> _Task brief_: Give the number of lines that contain the string "EBITDAre", please, and nothing else.

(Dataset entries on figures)
· · ·

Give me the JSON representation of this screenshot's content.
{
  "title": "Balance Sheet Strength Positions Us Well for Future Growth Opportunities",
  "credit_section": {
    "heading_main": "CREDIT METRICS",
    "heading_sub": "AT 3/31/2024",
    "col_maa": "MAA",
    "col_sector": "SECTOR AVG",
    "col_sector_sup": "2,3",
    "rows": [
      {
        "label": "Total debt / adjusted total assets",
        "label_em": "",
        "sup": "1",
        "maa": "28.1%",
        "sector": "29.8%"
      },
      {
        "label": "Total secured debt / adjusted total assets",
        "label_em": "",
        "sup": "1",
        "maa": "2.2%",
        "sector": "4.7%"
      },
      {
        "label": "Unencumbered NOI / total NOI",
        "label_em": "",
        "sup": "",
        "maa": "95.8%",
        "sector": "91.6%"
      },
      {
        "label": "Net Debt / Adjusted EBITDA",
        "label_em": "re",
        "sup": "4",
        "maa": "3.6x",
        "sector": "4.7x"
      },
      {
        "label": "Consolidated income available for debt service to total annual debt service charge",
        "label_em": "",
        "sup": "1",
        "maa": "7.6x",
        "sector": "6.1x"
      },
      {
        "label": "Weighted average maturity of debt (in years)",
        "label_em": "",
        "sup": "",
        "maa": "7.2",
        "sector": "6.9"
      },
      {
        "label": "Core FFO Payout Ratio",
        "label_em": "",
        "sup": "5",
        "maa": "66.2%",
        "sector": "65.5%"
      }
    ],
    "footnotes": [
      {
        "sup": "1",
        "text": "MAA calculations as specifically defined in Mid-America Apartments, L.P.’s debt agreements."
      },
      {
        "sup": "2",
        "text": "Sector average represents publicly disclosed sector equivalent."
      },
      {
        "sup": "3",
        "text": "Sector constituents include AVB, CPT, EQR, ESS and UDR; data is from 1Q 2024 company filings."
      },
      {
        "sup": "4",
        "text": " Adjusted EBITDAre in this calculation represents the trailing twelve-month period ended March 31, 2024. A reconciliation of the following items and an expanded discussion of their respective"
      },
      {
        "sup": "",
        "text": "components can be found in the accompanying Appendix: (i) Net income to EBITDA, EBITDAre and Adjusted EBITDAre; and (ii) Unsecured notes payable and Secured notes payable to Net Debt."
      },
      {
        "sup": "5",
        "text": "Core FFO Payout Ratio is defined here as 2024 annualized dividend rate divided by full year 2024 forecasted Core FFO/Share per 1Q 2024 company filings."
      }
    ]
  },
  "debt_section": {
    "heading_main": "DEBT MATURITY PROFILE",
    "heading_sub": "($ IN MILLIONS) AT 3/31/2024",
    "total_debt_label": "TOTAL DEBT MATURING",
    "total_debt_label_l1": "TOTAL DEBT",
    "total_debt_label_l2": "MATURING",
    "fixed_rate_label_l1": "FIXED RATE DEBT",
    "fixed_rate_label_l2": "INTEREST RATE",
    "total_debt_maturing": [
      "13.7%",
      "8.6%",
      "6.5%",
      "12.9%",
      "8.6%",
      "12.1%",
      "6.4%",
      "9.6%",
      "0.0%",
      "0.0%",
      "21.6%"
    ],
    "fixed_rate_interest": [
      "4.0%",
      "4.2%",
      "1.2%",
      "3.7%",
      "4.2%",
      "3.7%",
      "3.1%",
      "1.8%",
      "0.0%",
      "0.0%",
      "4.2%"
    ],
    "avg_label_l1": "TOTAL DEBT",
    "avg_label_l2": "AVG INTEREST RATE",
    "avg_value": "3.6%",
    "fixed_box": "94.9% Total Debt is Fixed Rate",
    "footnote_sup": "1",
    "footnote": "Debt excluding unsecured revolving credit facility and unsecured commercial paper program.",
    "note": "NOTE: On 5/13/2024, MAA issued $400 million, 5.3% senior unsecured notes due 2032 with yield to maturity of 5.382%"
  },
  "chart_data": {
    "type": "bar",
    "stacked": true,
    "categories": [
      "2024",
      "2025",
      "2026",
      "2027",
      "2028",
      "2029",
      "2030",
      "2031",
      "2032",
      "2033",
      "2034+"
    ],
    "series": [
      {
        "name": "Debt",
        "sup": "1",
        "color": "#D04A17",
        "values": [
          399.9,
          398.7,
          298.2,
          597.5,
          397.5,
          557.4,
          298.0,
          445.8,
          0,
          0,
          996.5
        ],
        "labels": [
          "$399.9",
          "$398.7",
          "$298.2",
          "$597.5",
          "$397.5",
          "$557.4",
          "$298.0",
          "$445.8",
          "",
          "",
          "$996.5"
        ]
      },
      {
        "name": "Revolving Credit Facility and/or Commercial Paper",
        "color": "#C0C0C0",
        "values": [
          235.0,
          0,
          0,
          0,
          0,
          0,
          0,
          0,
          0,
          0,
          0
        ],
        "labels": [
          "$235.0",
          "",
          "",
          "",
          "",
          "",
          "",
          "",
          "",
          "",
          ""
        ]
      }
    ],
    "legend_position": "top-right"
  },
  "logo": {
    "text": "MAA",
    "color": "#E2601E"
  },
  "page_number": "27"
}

· · ·

> _Solution for this task_: 2